Consigne:
Reprenez le texte ci-dessous sur les ouragans Milton et Helene en Floride et prolongez-le à partir de sa dernière phrase.

Texte:
--------

L'ouragan Milton s'est abattu sur les côtes floridiennes ce jeudi matin. Accompagné de tornades et de vents atteignant les 165 km/h, le cyclone a privé de courant plus de trois millions de foyers, en semant la destruction sur son passage. Avant d'être rétrogradé en catégorie 1, il était passé en catégorie 5 (la plus élevée) en l'espace de neuf heures, suscitant la stupeur des scientifiques. Joe Biden l'avait qualifié de «pire tempête du siècle».
C'est la deuxième fois en deux semaines que la Floride est confrontée à ce type de phénomène. Le 27 septembre dernier, l'ouragan Helene touchait terre dans le nord de l'Etat, après être rapidement monté en puissance. Plus de 230 personnes ont perdu la vie à cause du cyclone, l'un des plus meurtriers de l'histoire récente américaine.

--------

Enregistrements stockés

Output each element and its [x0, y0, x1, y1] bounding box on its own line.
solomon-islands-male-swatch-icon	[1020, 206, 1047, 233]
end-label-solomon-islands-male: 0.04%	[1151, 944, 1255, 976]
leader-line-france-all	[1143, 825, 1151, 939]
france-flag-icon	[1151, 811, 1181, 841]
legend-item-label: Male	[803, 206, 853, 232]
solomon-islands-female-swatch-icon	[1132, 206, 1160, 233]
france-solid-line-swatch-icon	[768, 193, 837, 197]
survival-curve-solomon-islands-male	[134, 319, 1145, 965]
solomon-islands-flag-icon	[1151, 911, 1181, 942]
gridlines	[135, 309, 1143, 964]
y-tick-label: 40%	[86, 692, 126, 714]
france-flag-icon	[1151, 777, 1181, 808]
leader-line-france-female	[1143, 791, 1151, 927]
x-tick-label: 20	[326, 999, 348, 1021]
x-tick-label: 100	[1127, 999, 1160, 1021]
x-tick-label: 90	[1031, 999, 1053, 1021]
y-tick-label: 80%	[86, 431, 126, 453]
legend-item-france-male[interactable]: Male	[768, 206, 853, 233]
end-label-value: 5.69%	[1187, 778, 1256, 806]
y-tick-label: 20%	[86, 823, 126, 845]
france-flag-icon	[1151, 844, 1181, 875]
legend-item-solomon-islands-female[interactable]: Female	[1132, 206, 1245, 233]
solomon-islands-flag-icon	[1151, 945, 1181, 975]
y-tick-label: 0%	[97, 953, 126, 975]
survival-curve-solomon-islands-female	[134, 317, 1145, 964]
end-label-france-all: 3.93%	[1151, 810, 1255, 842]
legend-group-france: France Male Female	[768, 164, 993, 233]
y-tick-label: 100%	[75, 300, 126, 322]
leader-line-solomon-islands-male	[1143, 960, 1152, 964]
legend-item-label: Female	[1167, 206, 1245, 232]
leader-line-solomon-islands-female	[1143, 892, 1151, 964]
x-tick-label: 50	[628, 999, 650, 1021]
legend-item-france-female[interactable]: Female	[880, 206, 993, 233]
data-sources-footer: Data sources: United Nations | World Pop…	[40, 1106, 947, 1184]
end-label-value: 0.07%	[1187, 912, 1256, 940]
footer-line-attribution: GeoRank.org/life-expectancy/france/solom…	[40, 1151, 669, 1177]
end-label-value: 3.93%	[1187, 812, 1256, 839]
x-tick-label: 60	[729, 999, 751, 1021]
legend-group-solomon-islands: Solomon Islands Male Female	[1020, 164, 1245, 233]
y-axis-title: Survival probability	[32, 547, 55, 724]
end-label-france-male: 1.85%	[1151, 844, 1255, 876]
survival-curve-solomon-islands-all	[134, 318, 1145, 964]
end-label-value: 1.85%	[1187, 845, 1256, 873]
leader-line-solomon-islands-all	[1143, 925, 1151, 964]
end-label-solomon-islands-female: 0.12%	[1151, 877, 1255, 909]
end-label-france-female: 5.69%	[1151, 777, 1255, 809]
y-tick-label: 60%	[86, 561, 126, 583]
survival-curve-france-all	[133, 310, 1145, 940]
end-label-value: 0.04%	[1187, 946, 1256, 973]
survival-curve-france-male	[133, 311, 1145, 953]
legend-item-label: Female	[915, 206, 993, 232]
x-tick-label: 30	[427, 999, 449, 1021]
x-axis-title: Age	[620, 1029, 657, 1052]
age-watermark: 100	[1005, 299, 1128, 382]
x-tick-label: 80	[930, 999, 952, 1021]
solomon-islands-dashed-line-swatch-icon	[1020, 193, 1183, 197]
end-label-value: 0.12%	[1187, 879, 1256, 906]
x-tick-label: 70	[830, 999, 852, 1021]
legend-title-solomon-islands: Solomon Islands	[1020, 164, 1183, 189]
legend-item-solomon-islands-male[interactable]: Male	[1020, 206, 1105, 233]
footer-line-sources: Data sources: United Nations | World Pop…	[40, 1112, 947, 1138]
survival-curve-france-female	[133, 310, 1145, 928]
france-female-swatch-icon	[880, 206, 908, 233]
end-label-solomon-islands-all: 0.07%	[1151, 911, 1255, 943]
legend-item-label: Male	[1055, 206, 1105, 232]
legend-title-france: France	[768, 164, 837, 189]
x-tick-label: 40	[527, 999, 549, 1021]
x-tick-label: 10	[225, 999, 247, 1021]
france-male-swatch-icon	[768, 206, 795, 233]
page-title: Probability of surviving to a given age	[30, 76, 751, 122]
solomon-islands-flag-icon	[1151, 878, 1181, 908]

--------

Corrigé:
Selon plusieurs spécialistes, cette situation illustre clairement les conséquences du changement climatique. Météorologue chez MétéoSuisse, Josué Gehring confirme:
La raison d'une telle corrélation est à rechercher dans les océans. «A cause du changement climatique, l'eau de la mer se réchauffe», poursuit-il. «Cela fournit de l'énergie supplémentaire aux ouragans, qui se nourrissent de cette eau chaude et s'en servent comme du carburant».
L'ouragan Milton n'échappe pas à la règle. Depuis cet été, les eaux du golfe du Mexique, où le cyclone s'est développé, atteignent des températures record. Selon une récente étude de l'institut américain Climate Central, cela explique pourquoi Milton s'est intensifié de manière aussi rapide.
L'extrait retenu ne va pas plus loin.